**Task details**
If a line in the data below contains the word "screenshot", copy it out.

[Extracts from a graphics dataset]

=== Section Start ===

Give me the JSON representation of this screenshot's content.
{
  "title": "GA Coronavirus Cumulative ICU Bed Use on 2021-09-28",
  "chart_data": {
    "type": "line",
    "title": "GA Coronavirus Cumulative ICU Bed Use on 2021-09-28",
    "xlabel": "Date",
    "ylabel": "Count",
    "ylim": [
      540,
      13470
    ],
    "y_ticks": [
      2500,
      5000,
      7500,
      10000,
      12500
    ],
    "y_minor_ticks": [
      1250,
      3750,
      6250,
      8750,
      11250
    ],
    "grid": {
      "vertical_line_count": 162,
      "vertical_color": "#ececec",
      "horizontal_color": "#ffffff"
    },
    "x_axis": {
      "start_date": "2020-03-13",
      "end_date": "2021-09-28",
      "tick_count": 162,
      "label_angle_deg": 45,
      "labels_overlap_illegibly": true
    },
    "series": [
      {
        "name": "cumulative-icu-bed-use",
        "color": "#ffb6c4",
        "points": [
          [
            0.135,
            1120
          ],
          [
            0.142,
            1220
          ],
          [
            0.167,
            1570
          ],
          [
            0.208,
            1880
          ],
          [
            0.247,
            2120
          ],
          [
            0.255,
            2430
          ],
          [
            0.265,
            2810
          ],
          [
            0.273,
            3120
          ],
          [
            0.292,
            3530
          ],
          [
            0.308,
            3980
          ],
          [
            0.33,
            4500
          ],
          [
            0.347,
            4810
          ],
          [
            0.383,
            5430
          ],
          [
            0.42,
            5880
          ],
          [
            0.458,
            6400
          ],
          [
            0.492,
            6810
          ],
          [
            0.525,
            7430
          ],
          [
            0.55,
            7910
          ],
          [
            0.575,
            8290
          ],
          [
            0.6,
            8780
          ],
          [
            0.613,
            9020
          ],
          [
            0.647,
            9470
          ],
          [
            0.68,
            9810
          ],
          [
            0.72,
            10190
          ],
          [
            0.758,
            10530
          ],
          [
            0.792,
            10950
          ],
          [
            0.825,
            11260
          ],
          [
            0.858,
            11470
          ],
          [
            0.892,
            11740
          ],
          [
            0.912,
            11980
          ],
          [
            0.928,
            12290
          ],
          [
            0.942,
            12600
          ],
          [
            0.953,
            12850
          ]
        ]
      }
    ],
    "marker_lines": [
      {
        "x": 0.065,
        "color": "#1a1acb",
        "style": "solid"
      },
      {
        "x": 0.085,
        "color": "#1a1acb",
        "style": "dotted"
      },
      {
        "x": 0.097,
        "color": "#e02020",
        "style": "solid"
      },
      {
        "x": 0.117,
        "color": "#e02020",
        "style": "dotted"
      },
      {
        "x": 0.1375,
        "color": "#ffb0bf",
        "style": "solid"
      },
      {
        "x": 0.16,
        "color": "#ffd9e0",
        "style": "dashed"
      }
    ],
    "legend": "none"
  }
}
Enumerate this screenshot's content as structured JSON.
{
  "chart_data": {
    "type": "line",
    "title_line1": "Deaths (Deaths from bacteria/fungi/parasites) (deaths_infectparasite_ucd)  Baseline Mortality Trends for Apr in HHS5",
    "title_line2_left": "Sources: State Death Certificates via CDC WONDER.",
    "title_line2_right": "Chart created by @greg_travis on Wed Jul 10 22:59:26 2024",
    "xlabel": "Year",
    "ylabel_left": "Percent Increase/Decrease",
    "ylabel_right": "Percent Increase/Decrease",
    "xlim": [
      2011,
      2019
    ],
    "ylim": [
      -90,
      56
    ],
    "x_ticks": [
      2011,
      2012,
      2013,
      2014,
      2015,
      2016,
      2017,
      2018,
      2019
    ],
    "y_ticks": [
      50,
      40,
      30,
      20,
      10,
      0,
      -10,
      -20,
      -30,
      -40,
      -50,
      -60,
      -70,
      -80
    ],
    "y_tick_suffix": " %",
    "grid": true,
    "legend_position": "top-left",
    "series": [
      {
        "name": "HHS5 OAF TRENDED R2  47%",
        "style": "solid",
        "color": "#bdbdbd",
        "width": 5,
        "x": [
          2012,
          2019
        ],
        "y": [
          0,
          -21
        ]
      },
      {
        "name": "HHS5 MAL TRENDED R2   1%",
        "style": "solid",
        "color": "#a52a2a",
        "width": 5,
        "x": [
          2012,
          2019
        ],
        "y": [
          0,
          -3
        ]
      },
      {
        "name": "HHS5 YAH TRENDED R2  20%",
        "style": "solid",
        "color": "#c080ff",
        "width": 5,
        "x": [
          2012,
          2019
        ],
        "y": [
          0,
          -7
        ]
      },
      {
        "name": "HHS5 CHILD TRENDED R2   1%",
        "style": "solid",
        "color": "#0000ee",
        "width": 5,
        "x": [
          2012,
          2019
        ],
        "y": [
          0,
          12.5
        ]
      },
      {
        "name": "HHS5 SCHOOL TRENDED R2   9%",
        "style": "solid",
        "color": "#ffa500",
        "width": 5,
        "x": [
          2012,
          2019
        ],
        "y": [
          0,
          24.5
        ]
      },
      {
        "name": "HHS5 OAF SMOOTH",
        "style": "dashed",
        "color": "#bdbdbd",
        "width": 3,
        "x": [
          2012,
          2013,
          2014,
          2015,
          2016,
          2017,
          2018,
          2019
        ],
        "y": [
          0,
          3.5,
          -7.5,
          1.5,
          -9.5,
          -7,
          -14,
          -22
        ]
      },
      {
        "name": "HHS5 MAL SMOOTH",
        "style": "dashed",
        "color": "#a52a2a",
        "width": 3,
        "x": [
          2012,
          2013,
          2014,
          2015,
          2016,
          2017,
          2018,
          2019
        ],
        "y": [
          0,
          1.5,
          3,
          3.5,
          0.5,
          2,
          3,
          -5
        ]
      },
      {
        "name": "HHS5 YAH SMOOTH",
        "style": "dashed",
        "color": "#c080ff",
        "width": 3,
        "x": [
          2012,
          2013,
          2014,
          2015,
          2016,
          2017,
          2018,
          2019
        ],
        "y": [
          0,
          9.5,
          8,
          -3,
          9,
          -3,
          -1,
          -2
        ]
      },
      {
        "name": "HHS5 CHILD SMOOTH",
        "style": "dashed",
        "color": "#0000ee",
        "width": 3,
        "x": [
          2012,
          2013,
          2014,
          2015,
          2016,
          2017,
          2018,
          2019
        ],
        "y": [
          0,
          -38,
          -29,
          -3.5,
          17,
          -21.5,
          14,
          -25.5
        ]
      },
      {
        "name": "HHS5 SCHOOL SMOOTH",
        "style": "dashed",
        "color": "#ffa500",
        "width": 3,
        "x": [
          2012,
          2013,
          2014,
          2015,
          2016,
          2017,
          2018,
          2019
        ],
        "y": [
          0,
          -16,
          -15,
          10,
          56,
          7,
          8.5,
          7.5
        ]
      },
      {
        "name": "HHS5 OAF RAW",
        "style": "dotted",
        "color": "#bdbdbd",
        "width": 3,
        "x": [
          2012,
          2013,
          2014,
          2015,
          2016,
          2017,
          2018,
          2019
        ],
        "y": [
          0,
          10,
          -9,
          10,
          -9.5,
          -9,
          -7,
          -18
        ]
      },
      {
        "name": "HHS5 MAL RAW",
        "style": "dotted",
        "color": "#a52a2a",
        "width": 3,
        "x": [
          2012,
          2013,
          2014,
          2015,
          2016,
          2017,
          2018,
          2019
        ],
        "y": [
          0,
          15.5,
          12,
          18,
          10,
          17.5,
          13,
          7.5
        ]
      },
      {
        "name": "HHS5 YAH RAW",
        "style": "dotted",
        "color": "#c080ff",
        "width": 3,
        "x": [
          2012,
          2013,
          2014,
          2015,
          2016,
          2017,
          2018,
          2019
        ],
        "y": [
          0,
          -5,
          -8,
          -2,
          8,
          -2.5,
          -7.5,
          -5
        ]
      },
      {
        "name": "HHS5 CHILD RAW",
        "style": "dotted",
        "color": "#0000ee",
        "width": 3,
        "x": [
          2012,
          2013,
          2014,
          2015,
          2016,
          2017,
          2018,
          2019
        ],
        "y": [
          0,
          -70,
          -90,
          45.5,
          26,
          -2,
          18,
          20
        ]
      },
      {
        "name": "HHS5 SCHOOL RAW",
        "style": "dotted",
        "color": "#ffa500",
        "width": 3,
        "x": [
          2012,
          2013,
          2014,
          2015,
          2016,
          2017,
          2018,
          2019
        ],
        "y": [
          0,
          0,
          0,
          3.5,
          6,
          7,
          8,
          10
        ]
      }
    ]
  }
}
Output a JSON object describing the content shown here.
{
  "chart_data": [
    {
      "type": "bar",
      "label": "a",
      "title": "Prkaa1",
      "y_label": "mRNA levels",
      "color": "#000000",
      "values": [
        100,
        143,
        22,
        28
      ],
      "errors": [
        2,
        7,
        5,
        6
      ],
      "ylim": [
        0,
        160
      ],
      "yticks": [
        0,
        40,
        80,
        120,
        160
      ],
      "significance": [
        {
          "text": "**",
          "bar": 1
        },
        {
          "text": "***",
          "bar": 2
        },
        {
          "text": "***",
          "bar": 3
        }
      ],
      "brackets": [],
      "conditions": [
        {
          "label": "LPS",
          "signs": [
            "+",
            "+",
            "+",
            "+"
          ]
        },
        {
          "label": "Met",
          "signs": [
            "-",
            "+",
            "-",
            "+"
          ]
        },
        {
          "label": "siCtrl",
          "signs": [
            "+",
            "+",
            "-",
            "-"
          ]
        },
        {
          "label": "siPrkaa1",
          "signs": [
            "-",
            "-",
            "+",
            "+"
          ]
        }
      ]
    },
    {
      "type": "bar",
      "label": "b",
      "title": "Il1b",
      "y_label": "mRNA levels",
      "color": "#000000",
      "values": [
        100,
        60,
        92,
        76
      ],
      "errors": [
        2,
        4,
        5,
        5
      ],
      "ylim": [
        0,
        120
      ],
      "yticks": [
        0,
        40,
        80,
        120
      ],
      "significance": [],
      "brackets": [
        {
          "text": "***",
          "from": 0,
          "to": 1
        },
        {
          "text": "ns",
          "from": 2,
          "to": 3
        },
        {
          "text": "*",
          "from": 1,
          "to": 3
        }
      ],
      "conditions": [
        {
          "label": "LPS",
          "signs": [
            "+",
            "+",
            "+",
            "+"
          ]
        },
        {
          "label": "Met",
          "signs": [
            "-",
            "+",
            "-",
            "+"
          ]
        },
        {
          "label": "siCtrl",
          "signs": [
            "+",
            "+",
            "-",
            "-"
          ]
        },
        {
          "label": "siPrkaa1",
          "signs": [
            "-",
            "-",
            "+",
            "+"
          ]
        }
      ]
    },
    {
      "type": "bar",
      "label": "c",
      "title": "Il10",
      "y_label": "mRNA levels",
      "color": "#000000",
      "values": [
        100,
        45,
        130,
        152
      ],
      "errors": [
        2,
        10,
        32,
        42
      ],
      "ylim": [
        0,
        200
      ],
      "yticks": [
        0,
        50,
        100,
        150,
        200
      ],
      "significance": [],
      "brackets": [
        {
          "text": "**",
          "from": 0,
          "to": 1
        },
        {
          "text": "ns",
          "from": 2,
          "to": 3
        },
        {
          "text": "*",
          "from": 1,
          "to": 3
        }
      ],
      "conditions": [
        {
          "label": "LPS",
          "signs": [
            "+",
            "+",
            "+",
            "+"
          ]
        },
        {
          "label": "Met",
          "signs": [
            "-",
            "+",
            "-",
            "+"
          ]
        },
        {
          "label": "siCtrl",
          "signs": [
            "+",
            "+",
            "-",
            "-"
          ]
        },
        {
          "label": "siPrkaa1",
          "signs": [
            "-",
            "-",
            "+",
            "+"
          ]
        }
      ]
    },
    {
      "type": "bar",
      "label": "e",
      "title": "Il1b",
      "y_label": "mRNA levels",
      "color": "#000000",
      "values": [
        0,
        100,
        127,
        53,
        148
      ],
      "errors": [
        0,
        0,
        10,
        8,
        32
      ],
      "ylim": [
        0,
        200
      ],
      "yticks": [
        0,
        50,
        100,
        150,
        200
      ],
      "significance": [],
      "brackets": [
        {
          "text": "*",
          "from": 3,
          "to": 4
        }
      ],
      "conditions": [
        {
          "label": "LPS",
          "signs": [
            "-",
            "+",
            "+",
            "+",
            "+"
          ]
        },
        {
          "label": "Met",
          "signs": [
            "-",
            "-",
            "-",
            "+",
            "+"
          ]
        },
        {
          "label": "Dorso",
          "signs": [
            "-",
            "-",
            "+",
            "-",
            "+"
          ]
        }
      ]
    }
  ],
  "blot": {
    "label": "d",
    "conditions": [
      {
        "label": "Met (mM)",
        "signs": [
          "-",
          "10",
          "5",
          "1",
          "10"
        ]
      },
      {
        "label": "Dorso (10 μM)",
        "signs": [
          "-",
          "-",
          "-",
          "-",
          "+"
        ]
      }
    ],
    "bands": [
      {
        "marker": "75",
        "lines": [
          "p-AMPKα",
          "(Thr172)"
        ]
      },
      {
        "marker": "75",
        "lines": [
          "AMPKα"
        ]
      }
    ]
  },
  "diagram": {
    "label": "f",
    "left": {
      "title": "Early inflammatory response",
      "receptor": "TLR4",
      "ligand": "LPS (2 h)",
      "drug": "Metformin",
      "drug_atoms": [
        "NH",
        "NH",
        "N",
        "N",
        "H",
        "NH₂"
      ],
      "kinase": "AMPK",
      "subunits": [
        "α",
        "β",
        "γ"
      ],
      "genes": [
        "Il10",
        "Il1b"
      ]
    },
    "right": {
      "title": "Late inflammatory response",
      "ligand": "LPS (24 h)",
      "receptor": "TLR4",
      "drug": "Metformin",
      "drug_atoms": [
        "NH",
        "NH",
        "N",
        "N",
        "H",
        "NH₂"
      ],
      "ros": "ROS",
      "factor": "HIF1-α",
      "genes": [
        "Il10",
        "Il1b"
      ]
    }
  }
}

=== Section End ===

**Response to the exercise**
Give me the JSON representation of this screenshot's content.
Enumerate this screenshot's content as structured JSON.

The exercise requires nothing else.